§ **WORK TO DO**
Bring together all lines of the material below that contain the string "example".

§ **STORED ROWS**

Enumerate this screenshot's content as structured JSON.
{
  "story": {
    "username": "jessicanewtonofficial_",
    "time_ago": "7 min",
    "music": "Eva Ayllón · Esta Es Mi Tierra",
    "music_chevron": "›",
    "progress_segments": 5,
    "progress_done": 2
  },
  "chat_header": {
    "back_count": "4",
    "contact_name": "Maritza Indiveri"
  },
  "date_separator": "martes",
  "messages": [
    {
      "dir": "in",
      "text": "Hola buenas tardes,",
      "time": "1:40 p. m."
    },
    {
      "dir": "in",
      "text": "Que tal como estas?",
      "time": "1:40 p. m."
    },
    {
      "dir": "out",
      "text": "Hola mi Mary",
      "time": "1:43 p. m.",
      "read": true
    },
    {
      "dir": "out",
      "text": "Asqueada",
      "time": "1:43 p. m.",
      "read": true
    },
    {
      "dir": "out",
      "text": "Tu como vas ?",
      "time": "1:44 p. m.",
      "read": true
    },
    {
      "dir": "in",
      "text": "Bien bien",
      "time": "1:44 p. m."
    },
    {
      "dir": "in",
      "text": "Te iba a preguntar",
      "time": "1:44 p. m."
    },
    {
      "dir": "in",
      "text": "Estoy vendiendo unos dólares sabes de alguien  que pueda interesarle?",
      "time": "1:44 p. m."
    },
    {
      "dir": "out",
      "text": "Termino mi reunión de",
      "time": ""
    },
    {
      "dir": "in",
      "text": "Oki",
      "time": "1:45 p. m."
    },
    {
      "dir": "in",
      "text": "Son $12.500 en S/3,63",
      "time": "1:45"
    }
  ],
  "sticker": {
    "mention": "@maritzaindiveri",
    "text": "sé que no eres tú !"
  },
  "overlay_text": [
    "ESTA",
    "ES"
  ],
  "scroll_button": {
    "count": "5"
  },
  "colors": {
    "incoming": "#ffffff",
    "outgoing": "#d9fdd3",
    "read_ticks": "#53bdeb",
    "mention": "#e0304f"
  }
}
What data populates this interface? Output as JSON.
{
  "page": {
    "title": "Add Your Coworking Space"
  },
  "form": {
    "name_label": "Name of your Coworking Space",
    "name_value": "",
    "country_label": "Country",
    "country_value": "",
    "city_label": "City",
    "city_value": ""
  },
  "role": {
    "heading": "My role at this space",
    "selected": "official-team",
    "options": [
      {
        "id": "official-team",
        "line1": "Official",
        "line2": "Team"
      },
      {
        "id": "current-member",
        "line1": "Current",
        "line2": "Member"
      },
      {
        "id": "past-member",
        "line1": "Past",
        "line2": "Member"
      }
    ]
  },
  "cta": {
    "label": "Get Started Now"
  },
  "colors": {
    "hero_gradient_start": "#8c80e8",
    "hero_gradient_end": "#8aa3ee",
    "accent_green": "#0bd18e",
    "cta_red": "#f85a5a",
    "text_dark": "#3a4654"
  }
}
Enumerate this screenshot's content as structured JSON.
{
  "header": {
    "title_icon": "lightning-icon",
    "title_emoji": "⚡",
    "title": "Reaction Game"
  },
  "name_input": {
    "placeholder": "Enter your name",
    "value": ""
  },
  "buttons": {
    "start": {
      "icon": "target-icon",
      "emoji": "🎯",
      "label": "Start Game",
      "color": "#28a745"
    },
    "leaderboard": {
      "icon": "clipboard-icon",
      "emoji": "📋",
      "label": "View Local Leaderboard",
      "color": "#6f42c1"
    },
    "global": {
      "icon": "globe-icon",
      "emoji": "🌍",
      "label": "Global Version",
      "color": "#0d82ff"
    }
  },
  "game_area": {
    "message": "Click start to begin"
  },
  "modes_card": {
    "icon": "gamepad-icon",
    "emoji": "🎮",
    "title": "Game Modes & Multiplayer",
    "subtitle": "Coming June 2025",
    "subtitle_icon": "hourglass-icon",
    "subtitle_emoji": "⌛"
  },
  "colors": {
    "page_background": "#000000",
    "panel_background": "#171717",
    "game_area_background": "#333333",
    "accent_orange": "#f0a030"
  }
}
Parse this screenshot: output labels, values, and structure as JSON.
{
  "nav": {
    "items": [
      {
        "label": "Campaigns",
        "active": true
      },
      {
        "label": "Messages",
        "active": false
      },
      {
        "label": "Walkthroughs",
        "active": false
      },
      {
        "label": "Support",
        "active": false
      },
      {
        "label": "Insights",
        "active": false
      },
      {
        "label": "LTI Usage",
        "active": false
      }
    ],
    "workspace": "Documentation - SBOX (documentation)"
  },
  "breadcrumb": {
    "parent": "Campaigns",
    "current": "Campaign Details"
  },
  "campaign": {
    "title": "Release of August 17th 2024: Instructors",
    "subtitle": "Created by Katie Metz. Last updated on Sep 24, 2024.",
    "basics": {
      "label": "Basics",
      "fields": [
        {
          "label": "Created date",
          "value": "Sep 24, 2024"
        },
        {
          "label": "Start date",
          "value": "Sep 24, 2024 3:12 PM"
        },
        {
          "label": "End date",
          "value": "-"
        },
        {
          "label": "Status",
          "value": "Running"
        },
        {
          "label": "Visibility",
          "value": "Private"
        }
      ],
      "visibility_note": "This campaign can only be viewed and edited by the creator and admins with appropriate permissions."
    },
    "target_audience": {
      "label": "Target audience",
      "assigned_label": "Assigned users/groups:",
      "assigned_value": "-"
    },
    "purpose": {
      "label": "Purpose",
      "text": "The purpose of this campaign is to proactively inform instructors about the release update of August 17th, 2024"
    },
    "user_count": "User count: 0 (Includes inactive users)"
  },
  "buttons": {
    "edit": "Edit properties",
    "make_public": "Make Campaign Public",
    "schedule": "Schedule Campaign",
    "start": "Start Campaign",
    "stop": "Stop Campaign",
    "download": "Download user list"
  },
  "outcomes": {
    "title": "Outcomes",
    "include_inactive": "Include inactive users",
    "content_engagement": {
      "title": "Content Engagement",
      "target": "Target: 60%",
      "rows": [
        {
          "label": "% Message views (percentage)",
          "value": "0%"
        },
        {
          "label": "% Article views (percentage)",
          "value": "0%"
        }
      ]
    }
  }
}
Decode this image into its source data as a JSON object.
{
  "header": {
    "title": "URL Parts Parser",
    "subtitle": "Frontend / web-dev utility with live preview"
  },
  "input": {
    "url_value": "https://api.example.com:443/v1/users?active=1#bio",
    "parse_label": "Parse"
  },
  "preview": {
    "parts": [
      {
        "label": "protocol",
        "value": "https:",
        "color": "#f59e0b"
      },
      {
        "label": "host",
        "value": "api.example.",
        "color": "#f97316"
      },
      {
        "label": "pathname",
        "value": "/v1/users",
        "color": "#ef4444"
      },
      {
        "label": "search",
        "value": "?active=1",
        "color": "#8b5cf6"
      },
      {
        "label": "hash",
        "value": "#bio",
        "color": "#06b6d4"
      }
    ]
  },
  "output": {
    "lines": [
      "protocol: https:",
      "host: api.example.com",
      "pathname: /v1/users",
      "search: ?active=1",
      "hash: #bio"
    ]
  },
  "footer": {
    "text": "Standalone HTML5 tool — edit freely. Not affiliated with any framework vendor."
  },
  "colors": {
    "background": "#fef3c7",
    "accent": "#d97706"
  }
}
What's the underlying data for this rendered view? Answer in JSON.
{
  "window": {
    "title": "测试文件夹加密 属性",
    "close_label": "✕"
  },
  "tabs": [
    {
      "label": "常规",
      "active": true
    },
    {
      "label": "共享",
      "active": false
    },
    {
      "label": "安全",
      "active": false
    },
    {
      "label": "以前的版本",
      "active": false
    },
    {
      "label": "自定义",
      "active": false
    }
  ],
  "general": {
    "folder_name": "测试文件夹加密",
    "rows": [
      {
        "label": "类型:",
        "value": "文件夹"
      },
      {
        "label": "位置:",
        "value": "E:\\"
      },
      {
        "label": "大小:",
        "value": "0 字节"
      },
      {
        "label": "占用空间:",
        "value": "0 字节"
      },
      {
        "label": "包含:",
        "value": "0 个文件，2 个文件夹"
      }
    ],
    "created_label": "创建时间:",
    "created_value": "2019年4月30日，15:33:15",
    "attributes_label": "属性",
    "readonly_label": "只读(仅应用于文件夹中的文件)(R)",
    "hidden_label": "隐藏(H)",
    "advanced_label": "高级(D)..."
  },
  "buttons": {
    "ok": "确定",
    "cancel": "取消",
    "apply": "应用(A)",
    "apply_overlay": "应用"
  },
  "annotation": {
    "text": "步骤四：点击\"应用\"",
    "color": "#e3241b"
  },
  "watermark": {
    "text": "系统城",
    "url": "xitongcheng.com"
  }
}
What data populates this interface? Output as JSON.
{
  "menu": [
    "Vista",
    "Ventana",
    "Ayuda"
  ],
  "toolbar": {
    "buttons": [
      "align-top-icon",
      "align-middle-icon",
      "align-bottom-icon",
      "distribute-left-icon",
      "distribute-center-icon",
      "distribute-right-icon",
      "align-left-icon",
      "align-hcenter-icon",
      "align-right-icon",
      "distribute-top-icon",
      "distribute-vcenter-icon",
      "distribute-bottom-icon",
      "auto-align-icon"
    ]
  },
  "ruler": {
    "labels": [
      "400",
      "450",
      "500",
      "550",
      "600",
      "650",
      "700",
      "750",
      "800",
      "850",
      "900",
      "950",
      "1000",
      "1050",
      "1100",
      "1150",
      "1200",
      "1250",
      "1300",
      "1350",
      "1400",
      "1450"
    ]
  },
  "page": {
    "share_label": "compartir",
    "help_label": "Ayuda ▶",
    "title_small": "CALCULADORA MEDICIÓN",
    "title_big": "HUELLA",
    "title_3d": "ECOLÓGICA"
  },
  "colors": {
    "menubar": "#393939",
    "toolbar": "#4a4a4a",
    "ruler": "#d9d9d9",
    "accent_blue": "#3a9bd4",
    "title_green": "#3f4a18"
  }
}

§ **RESPONSE TO THE EXERCISE**
    "url_value": "https://api.example.com:443/v1/users?active=1#bio",
        "value": "api.example.",
      "host: api.example.com",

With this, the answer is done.